Give every line of the data again, unchanged, but with no pictures.

Rows from a dataset
----------

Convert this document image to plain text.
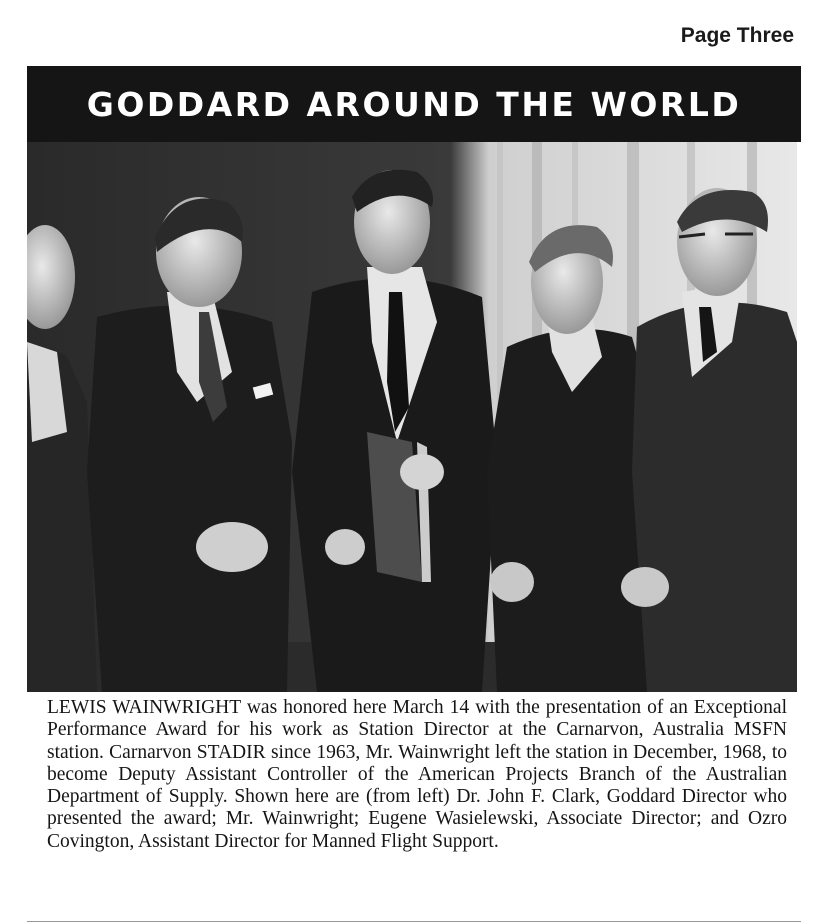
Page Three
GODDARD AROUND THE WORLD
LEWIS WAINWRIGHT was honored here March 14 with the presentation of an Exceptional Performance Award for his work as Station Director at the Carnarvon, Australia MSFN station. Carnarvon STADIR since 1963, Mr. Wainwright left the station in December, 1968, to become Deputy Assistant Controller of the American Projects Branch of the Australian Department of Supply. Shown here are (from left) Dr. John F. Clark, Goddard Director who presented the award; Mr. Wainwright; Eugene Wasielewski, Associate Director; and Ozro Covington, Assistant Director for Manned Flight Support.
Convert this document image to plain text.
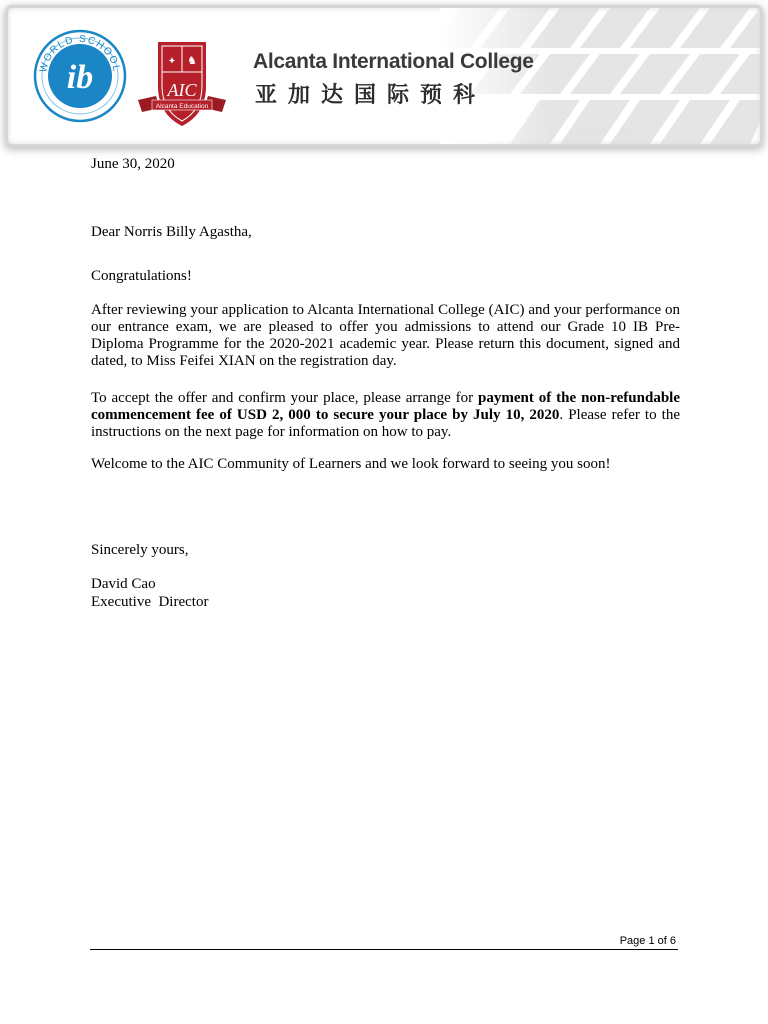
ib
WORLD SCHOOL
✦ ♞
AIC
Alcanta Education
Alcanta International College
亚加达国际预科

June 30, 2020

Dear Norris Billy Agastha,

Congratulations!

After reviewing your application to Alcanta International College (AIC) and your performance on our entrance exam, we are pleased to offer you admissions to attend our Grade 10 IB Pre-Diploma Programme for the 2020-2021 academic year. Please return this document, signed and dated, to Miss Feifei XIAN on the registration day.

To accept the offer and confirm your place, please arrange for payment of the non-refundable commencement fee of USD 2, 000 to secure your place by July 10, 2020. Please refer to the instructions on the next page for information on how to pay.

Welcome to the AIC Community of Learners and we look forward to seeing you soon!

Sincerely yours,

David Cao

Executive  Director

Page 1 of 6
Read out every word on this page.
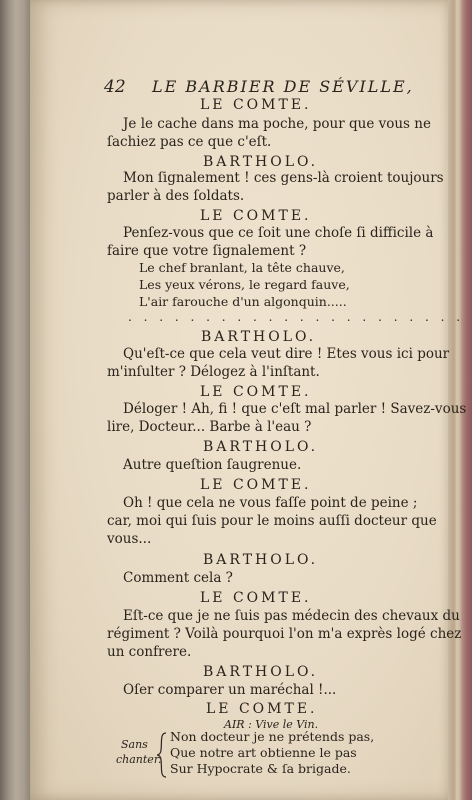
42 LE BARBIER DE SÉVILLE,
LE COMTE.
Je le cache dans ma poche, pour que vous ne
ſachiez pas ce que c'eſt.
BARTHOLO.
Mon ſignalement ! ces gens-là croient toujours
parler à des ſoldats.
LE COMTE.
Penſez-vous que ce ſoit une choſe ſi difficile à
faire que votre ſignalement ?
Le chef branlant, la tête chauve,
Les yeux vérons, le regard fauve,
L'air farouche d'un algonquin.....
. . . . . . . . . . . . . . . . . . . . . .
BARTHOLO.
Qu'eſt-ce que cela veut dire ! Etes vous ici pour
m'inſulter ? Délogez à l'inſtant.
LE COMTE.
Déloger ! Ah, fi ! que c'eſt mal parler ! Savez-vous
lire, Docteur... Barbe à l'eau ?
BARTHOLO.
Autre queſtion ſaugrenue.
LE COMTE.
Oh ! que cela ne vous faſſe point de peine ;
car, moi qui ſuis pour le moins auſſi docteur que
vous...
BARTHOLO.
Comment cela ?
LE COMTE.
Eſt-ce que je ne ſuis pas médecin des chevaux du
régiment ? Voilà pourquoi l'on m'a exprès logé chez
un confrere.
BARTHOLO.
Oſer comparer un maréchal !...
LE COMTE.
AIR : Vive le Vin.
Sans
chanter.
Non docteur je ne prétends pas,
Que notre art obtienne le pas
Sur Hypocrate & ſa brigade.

----------

Solution for this task:
Convert this document image to plain text.
Page Three
GODDARD AROUND THE WORLD
LEWIS WAINWRIGHT was honored here March 14 with the presentation of an Exceptional Performance Award for his work as Station Director at the Carnarvon, Australia MSFN station. Carnarvon STADIR since 1963, Mr. Wainwright left the station in December, 1968, to become Deputy Assistant Controller of the American Projects Branch of the Australian Department of Supply. Shown here are (from left) Dr. John F. Clark, Goddard Director who presented the award; Mr. Wainwright; Eugene Wasielewski, Associate Director; and Ozro Covington, Assistant Director for Manned Flight Support.
Convert this document image to plain text.
ib
WORLD SCHOOL
✦ ♞
AIC
Alcanta Education
Alcanta International College
亚加达国际预科

June 30, 2020

Dear Norris Billy Agastha,

Congratulations!

After reviewing your application to Alcanta International College (AIC) and your performance on our entrance exam, we are pleased to offer you admissions to attend our Grade 10 IB Pre-Diploma Programme for the 2020-2021 academic year. Please return this document, signed and dated, to Miss Feifei XIAN on the registration day.

To accept the offer and confirm your place, please arrange for payment of the non-refundable commencement fee of USD 2, 000 to secure your place by July 10, 2020. Please refer to the instructions on the next page for information on how to pay.

Welcome to the AIC Community of Learners and we look forward to seeing you soon!

Sincerely yours,

David Cao

Executive  Director

Page 1 of 6
Read out every word on this page.
42 LE BARBIER DE SÉVILLE,
LE COMTE.
Je le cache dans ma poche, pour que vous ne
ſachiez pas ce que c'eſt.
BARTHOLO.
Mon ſignalement ! ces gens-là croient toujours
parler à des ſoldats.
LE COMTE.
Penſez-vous que ce ſoit une choſe ſi difficile à
faire que votre ſignalement ?
Le chef branlant, la tête chauve,
Les yeux vérons, le regard fauve,
L'air farouche d'un algonquin.....
. . . . . . . . . . . . . . . . . . . . . .
BARTHOLO.
Qu'eſt-ce que cela veut dire ! Etes vous ici pour
m'inſulter ? Délogez à l'inſtant.
LE COMTE.
Déloger ! Ah, fi ! que c'eſt mal parler ! Savez-vous
lire, Docteur... Barbe à l'eau ?
BARTHOLO.
Autre queſtion ſaugrenue.
LE COMTE.
Oh ! que cela ne vous faſſe point de peine ;
car, moi qui ſuis pour le moins auſſi docteur que
vous...
BARTHOLO.
Comment cela ?
LE COMTE.
Eſt-ce que je ne ſuis pas médecin des chevaux du
régiment ? Voilà pourquoi l'on m'a exprès logé chez
un confrere.
BARTHOLO.
Oſer comparer un maréchal !...
LE COMTE.
AIR : Vive le Vin.
Sans
chanter.
Non docteur je ne prétends pas,
Que notre art obtienne le pas
Sur Hypocrate & ſa brigade.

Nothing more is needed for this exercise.